WHAT IS NEEDED —
Reproduce all of the material exactly as shown.

Stored data entries:
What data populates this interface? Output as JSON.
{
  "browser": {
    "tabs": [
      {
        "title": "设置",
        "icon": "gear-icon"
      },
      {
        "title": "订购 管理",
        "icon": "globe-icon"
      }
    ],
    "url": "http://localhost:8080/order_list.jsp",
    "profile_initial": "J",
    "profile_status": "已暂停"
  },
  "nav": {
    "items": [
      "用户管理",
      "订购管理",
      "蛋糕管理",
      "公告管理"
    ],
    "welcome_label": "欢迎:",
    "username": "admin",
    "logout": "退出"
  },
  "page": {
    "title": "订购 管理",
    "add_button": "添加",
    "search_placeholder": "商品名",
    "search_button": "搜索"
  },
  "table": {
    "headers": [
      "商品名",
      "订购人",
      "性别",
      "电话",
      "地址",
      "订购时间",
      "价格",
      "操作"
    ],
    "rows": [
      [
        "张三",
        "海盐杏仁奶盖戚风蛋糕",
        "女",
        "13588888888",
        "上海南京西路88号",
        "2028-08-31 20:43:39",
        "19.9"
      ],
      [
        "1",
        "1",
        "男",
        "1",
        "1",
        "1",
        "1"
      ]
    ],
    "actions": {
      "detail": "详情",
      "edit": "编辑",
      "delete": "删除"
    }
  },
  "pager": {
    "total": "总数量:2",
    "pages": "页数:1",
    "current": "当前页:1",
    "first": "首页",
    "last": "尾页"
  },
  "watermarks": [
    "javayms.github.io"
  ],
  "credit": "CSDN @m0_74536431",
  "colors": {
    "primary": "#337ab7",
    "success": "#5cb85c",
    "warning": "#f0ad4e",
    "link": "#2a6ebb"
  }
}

THE ANSWER —
What data populates this interface? Output as JSON.
{
  "browser": {
    "tabs": [
      {
        "title": "设置",
        "icon": "gear-icon"
      },
      {
        "title": "订购 管理",
        "icon": "globe-icon"
      }
    ],
    "url": "http://localhost:8080/order_list.jsp",
    "profile_initial": "J",
    "profile_status": "已暂停"
  },
  "nav": {
    "items": [
      "用户管理",
      "订购管理",
      "蛋糕管理",
      "公告管理"
    ],
    "welcome_label": "欢迎:",
    "username": "admin",
    "logout": "退出"
  },
  "page": {
    "title": "订购 管理",
    "add_button": "添加",
    "search_placeholder": "商品名",
    "search_button": "搜索"
  },
  "table": {
    "headers": [
      "商品名",
      "订购人",
      "性别",
      "电话",
      "地址",
      "订购时间",
      "价格",
      "操作"
    ],
    "rows": [
      [
        "张三",
        "海盐杏仁奶盖戚风蛋糕",
        "女",
        "13588888888",
        "上海南京西路88号",
        "2028-08-31 20:43:39",
        "19.9"
      ],
      [
        "1",
        "1",
        "男",
        "1",
        "1",
        "1",
        "1"
      ]
    ],
    "actions": {
      "detail": "详情",
      "edit": "编辑",
      "delete": "删除"
    }
  },
  "pager": {
    "total": "总数量:2",
    "pages": "页数:1",
    "current": "当前页:1",
    "first": "首页",
    "last": "尾页"
  },
  "watermarks": [
    "javayms.github.io"
  ],
  "credit": "CSDN @m0_74536431",
  "colors": {
    "primary": "#337ab7",
    "success": "#5cb85c",
    "warning": "#f0ad4e",
    "link": "#2a6ebb"
  }
}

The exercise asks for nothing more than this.